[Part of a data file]
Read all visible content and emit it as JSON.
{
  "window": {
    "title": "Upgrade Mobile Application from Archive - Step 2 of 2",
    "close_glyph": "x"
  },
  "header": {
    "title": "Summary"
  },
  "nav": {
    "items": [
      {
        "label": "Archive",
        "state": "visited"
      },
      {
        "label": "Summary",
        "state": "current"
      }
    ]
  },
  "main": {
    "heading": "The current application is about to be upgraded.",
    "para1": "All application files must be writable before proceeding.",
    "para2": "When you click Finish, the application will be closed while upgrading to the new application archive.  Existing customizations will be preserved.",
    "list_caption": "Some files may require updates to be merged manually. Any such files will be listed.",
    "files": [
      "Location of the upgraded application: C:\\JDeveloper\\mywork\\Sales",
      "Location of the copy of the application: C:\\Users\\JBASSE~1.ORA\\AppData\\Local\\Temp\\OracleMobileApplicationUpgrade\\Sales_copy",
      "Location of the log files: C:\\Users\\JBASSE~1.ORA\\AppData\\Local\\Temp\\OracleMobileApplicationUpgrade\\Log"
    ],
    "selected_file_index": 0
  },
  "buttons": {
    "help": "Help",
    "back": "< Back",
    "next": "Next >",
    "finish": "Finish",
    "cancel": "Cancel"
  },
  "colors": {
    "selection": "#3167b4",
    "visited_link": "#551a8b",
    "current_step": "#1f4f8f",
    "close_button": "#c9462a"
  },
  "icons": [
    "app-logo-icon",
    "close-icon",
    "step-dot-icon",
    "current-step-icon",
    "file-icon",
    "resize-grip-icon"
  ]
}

### The problem
Go back to the listing above and please repeat it exactly.

### Answer
Read all visible content and emit it as JSON.
{
  "window": {
    "title": "Upgrade Mobile Application from Archive - Step 2 of 2",
    "close_glyph": "x"
  },
  "header": {
    "title": "Summary"
  },
  "nav": {
    "items": [
      {
        "label": "Archive",
        "state": "visited"
      },
      {
        "label": "Summary",
        "state": "current"
      }
    ]
  },
  "main": {
    "heading": "The current application is about to be upgraded.",
    "para1": "All application files must be writable before proceeding.",
    "para2": "When you click Finish, the application will be closed while upgrading to the new application archive.  Existing customizations will be preserved.",
    "list_caption": "Some files may require updates to be merged manually. Any such files will be listed.",
    "files": [
      "Location of the upgraded application: C:\\JDeveloper\\mywork\\Sales",
      "Location of the copy of the application: C:\\Users\\JBASSE~1.ORA\\AppData\\Local\\Temp\\OracleMobileApplicationUpgrade\\Sales_copy",
      "Location of the log files: C:\\Users\\JBASSE~1.ORA\\AppData\\Local\\Temp\\OracleMobileApplicationUpgrade\\Log"
    ],
    "selected_file_index": 0
  },
  "buttons": {
    "help": "Help",
    "back": "< Back",
    "next": "Next >",
    "finish": "Finish",
    "cancel": "Cancel"
  },
  "colors": {
    "selection": "#3167b4",
    "visited_link": "#551a8b",
    "current_step": "#1f4f8f",
    "close_button": "#c9462a"
  },
  "icons": [
    "app-logo-icon",
    "close-icon",
    "step-dot-icon",
    "current-step-icon",
    "file-icon",
    "resize-grip-icon"
  ]
}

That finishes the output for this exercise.